→ Work to complete
Print each line of the listing once more, precisely as given.

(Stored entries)
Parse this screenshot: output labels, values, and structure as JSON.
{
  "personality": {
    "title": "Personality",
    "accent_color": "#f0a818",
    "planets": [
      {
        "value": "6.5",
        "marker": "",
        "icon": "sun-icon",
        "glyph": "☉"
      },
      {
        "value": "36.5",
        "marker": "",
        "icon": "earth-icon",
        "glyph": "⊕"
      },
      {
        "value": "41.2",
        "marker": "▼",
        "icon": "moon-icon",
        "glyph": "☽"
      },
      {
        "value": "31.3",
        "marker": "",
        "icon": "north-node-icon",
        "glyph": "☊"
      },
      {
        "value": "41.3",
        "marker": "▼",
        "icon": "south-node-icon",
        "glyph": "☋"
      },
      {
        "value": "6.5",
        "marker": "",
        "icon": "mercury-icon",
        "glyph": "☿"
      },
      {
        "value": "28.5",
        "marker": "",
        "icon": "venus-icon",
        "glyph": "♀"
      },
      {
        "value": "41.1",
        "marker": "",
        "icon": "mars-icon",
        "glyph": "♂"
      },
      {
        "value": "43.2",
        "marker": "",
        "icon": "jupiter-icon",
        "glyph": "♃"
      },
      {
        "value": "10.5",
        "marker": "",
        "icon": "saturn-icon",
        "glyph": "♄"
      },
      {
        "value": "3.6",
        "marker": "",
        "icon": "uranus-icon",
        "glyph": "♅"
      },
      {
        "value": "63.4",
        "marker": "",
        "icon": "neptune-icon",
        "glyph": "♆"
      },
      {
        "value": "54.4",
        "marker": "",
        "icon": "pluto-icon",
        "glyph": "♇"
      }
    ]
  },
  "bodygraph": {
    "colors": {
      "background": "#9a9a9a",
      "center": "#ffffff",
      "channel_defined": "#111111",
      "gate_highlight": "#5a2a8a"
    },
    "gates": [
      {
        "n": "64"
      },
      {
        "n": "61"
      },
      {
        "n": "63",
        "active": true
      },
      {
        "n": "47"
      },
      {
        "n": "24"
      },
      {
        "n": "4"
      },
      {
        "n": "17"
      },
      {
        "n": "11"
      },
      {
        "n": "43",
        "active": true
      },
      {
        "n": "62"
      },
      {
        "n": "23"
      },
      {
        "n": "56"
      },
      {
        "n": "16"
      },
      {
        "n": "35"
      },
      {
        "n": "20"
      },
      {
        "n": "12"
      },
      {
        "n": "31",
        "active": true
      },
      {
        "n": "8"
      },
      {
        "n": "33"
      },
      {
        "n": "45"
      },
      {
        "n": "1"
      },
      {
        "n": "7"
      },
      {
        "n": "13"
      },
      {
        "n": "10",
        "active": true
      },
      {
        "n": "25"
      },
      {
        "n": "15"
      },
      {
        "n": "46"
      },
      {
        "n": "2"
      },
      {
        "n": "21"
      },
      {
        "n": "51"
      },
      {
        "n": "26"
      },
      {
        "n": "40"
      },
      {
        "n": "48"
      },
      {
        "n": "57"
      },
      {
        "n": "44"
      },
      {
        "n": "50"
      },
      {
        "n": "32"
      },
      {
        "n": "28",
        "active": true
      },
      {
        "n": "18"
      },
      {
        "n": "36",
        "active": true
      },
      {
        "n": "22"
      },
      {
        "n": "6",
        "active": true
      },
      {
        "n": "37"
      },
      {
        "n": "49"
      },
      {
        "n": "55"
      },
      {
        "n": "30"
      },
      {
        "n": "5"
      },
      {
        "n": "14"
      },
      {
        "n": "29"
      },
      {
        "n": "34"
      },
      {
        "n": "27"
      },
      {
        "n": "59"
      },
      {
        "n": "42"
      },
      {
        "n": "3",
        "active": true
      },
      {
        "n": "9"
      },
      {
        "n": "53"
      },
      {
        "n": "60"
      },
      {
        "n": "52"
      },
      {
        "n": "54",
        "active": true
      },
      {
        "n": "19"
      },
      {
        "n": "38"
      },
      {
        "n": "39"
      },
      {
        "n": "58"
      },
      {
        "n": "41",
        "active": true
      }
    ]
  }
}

→ Task answer
Parse this screenshot: output labels, values, and structure as JSON.
{
  "personality": {
    "title": "Personality",
    "accent_color": "#f0a818",
    "planets": [
      {
        "value": "6.5",
        "marker": "",
        "icon": "sun-icon",
        "glyph": "☉"
      },
      {
        "value": "36.5",
        "marker": "",
        "icon": "earth-icon",
        "glyph": "⊕"
      },
      {
        "value": "41.2",
        "marker": "▼",
        "icon": "moon-icon",
        "glyph": "☽"
      },
      {
        "value": "31.3",
        "marker": "",
        "icon": "north-node-icon",
        "glyph": "☊"
      },
      {
        "value": "41.3",
        "marker": "▼",
        "icon": "south-node-icon",
        "glyph": "☋"
      },
      {
        "value": "6.5",
        "marker": "",
        "icon": "mercury-icon",
        "glyph": "☿"
      },
      {
        "value": "28.5",
        "marker": "",
        "icon": "venus-icon",
        "glyph": "♀"
      },
      {
        "value": "41.1",
        "marker": "",
        "icon": "mars-icon",
        "glyph": "♂"
      },
      {
        "value": "43.2",
        "marker": "",
        "icon": "jupiter-icon",
        "glyph": "♃"
      },
      {
        "value": "10.5",
        "marker": "",
        "icon": "saturn-icon",
        "glyph": "♄"
      },
      {
        "value": "3.6",
        "marker": "",
        "icon": "uranus-icon",
        "glyph": "♅"
      },
      {
        "value": "63.4",
        "marker": "",
        "icon": "neptune-icon",
        "glyph": "♆"
      },
      {
        "value": "54.4",
        "marker": "",
        "icon": "pluto-icon",
        "glyph": "♇"
      }
    ]
  },
  "bodygraph": {
    "colors": {
      "background": "#9a9a9a",
      "center": "#ffffff",
      "channel_defined": "#111111",
      "gate_highlight": "#5a2a8a"
    },
    "gates": [
      {
        "n": "64"
      },
      {
        "n": "61"
      },
      {
        "n": "63",
        "active": true
      },
      {
        "n": "47"
      },
      {
        "n": "24"
      },
      {
        "n": "4"
      },
      {
        "n": "17"
      },
      {
        "n": "11"
      },
      {
        "n": "43",
        "active": true
      },
      {
        "n": "62"
      },
      {
        "n": "23"
      },
      {
        "n": "56"
      },
      {
        "n": "16"
      },
      {
        "n": "35"
      },
      {
        "n": "20"
      },
      {
        "n": "12"
      },
      {
        "n": "31",
        "active": true
      },
      {
        "n": "8"
      },
      {
        "n": "33"
      },
      {
        "n": "45"
      },
      {
        "n": "1"
      },
      {
        "n": "7"
      },
      {
        "n": "13"
      },
      {
        "n": "10",
        "active": true
      },
      {
        "n": "25"
      },
      {
        "n": "15"
      },
      {
        "n": "46"
      },
      {
        "n": "2"
      },
      {
        "n": "21"
      },
      {
        "n": "51"
      },
      {
        "n": "26"
      },
      {
        "n": "40"
      },
      {
        "n": "48"
      },
      {
        "n": "57"
      },
      {
        "n": "44"
      },
      {
        "n": "50"
      },
      {
        "n": "32"
      },
      {
        "n": "28",
        "active": true
      },
      {
        "n": "18"
      },
      {
        "n": "36",
        "active": true
      },
      {
        "n": "22"
      },
      {
        "n": "6",
        "active": true
      },
      {
        "n": "37"
      },
      {
        "n": "49"
      },
      {
        "n": "55"
      },
      {
        "n": "30"
      },
      {
        "n": "5"
      },
      {
        "n": "14"
      },
      {
        "n": "29"
      },
      {
        "n": "34"
      },
      {
        "n": "27"
      },
      {
        "n": "59"
      },
      {
        "n": "42"
      },
      {
        "n": "3",
        "active": true
      },
      {
        "n": "9"
      },
      {
        "n": "53"
      },
      {
        "n": "60"
      },
      {
        "n": "52"
      },
      {
        "n": "54",
        "active": true
      },
      {
        "n": "19"
      },
      {
        "n": "38"
      },
      {
        "n": "39"
      },
      {
        "n": "58"
      },
      {
        "n": "41",
        "active": true
      }
    ]
  }
}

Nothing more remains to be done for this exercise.